Tuesday 26 October 2010

Linn Park

Sebnemlerin sayesinde Glasgow'un parklarini gezmeye basladik. Murat Iskocya'daki doga sevgisini ben gelmeden evvel gidermis; bende de cok yokmus ki geldigimizden beri epi topu uc parka gitmisiz: Queens Park (eve yuruyerek 10 dakika mesafede, gitmesek ayip), Kelvingrove Park (Murat'in eski eve ve ise yakin ve muze yani) ve Pollok Park (Burrell Collection var icinde onu gormeye gitmisken eh iki de tur atalim demistik). Kuzey'le ve Sebnem'le park kolleksiyonumuza eklenenler: Tollcross Park (nefis bir gul bahcesi var), Bellahouston Park (cim kayak pisti ve cok guzel bir kafesi var (House for an Art Lover), James Hamilton Heritage Park ve son olarak da Linn Park.

## Mevcut Veriler

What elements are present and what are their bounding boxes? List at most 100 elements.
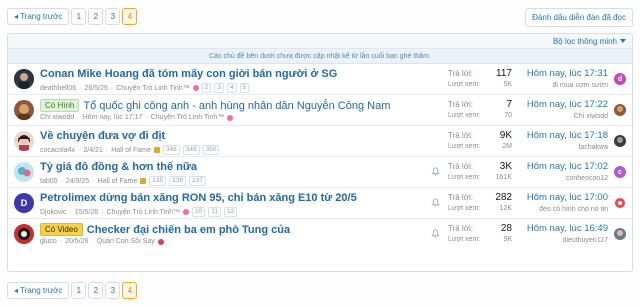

## Görev A
Sayfa metninin "Sebnemlerin sayesinde Glasgow'un" sözlerini içeren yerden başlayıp "da Linn Park." ile biten bölümünü olduğu gibi alıntılayın.
## Görev B
Sayfa metninde adı geçen bütün parkları sıralayın.

## Görev Cevabı A
Sebnemlerin sayesinde Glasgow'un parklarini gezmeye basladik. Murat Iskocya'daki doga sevgisini ben gelmeden evvel gidermis; bende de cok yokmus ki geldigimizden beri epi topu uc parka gitmisiz: Queens Park (eve yuruyerek 10 dakika mesafede, gitmesek ayip), Kelvingrove Park (Murat'in eski eve ve ise yakin ve muze yani) ve Pollok Park (Burrell Collection var icinde onu gormeye gitmisken eh iki de tur atalim demistik). Kuzey'le ve Sebnem'le park kolleksiyonumuza eklenenler: Tollcross Park (nefis bir gul bahcesi var), Bellahouston Park (cim kayak pisti ve cok guzel bir kafesi var (House for an Art Lover), James Hamilton Heritage Park ve son olarak da Linn Park.

## Görev Cevabı B
Queens Park
Kelvingrove Park
Pollok Park
Tollcross Park
Bellahouston Park
James Hamilton Heritage Park
Linn Park